▶ _Exercise requirements_:
Find the lines in these entries that include the word "label" and state how many there are, with no other words.

Dataset records

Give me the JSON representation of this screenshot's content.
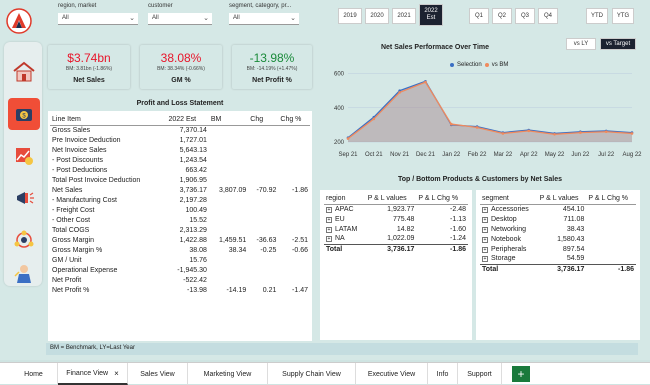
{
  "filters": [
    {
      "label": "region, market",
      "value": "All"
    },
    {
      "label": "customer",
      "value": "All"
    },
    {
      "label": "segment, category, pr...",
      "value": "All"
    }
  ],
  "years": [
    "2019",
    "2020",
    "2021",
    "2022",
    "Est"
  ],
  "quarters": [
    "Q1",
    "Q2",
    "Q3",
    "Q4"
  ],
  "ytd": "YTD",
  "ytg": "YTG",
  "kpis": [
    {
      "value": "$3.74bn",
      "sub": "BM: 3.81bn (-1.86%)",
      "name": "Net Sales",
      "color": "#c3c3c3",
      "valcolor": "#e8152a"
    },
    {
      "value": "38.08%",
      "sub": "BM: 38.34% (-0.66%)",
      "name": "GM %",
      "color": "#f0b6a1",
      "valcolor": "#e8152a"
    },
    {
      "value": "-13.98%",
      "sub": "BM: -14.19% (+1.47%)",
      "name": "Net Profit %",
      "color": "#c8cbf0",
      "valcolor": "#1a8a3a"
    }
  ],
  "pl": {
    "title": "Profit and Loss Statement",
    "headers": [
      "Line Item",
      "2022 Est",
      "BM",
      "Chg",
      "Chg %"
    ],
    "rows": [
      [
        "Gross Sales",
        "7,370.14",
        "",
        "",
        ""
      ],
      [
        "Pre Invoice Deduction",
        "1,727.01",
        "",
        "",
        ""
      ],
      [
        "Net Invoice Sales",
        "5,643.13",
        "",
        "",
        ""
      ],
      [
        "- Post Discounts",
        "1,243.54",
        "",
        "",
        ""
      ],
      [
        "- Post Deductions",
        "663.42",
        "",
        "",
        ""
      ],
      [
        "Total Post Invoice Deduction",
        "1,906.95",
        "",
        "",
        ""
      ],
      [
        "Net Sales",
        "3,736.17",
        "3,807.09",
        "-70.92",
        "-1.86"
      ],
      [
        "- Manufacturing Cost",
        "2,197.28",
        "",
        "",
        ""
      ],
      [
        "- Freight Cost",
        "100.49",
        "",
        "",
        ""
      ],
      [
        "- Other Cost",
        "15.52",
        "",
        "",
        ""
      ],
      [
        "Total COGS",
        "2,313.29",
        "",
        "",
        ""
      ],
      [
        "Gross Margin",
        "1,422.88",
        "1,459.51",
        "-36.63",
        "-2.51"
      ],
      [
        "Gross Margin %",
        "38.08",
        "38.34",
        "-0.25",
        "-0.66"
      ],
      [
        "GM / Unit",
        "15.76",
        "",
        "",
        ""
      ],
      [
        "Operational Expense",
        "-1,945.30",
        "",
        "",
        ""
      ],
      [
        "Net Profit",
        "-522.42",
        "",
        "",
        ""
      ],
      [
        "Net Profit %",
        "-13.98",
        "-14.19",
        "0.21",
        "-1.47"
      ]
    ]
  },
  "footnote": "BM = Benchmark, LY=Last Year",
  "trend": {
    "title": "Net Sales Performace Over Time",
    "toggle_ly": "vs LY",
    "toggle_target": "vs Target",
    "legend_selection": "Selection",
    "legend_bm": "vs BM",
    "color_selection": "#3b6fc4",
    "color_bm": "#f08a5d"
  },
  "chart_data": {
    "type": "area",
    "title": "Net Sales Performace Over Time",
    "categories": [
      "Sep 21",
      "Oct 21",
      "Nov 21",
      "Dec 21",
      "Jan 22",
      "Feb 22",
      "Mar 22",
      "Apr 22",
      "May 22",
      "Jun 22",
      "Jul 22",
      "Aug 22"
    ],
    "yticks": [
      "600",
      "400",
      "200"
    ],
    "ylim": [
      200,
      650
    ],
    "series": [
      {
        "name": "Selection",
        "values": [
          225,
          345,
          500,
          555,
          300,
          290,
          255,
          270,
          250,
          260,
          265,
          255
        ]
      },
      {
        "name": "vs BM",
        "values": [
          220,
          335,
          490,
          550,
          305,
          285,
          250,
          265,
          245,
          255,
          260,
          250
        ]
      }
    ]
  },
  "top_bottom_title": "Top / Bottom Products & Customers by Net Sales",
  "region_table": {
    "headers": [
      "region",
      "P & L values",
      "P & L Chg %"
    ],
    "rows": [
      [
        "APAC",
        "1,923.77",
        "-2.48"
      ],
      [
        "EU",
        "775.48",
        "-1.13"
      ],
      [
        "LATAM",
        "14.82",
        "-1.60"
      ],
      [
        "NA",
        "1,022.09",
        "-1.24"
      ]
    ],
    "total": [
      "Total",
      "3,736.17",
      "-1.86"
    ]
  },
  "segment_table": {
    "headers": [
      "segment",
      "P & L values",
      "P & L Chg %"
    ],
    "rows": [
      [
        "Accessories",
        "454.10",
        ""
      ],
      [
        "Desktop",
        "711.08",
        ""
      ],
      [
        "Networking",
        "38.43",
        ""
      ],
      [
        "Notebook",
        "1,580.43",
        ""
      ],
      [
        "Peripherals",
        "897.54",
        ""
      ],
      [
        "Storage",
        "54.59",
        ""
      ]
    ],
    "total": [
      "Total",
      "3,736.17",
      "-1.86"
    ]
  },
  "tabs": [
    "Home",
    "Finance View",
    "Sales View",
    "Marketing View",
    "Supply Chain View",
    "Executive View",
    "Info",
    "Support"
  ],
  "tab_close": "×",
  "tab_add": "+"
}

▶ _The result_:
3